┌──
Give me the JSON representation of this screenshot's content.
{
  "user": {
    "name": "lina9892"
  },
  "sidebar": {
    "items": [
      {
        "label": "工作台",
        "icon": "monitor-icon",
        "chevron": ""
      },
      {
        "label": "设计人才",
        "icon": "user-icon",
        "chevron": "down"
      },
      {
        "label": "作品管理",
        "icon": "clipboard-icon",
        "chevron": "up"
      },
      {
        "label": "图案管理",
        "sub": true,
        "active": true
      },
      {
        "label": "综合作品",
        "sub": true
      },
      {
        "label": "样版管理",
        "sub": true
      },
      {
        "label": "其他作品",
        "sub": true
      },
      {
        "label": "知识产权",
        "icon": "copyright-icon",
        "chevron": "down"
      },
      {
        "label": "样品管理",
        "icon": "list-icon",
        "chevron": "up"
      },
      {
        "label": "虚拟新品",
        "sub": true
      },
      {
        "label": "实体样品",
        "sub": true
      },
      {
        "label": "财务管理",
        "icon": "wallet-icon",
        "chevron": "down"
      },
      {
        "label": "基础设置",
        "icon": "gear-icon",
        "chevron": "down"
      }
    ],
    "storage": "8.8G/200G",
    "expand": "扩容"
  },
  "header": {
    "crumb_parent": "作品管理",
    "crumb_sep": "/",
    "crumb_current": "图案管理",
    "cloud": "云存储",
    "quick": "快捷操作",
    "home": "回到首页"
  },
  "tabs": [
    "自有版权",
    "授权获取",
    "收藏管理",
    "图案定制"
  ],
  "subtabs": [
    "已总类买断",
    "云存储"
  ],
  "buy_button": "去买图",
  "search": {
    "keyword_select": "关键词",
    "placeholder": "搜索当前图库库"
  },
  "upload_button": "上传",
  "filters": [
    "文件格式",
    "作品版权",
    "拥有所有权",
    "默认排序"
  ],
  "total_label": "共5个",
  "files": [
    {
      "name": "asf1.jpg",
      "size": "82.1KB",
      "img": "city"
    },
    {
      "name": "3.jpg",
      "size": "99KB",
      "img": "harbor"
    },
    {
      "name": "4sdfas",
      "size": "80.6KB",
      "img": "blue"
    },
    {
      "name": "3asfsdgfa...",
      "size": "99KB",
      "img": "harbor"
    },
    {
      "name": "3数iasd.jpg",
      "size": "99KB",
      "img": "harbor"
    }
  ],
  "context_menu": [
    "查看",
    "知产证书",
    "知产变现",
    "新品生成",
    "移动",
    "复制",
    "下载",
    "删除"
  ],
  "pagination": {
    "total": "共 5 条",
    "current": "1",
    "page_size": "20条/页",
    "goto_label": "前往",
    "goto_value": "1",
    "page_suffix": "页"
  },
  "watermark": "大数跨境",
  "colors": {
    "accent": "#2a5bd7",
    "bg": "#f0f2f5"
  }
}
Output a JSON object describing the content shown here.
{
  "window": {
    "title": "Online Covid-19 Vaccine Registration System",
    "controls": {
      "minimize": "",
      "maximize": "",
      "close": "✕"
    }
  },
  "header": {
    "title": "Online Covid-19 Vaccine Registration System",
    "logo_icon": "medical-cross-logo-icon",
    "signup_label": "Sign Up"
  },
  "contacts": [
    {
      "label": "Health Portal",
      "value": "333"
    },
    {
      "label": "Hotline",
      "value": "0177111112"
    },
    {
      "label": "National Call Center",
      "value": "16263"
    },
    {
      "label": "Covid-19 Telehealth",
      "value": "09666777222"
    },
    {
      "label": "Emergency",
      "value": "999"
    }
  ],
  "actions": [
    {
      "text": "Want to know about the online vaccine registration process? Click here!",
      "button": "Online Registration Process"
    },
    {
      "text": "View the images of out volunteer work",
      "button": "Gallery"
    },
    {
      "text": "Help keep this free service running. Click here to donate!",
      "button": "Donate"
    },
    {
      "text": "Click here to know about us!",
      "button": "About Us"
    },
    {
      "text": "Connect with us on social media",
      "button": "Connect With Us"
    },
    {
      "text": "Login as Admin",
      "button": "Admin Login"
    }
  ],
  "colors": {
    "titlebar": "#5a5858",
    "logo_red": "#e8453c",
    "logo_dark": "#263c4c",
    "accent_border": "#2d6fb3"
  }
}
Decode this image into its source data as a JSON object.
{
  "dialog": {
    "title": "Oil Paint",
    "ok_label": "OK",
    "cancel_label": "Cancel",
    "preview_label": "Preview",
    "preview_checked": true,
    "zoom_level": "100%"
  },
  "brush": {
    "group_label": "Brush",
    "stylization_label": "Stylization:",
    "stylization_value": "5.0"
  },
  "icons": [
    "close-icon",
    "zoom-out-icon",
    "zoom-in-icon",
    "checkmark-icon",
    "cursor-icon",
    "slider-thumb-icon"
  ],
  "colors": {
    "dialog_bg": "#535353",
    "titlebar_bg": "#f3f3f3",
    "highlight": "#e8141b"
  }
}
└──
**WHAT IS ASKED**
Beginning at the line that contains "Decode this image", retype each line of the listing up to and including the last one, exactly as it stands, and nothing else.

**EXERCISE RESPONSE**
Decode this image into its source data as a JSON object.
{
  "dialog": {
    "title": "Oil Paint",
    "ok_label": "OK",
    "cancel_label": "Cancel",
    "preview_label": "Preview",
    "preview_checked": true,
    "zoom_level": "100%"
  },
  "brush": {
    "group_label": "Brush",
    "stylization_label": "Stylization:",
    "stylization_value": "5.0"
  },
  "icons": [
    "close-icon",
    "zoom-out-icon",
    "zoom-in-icon",
    "checkmark-icon",
    "cursor-icon",
    "slider-thumb-icon"
  ],
  "colors": {
    "dialog_bg": "#535353",
    "titlebar_bg": "#f3f3f3",
    "highlight": "#e8141b"
  }
}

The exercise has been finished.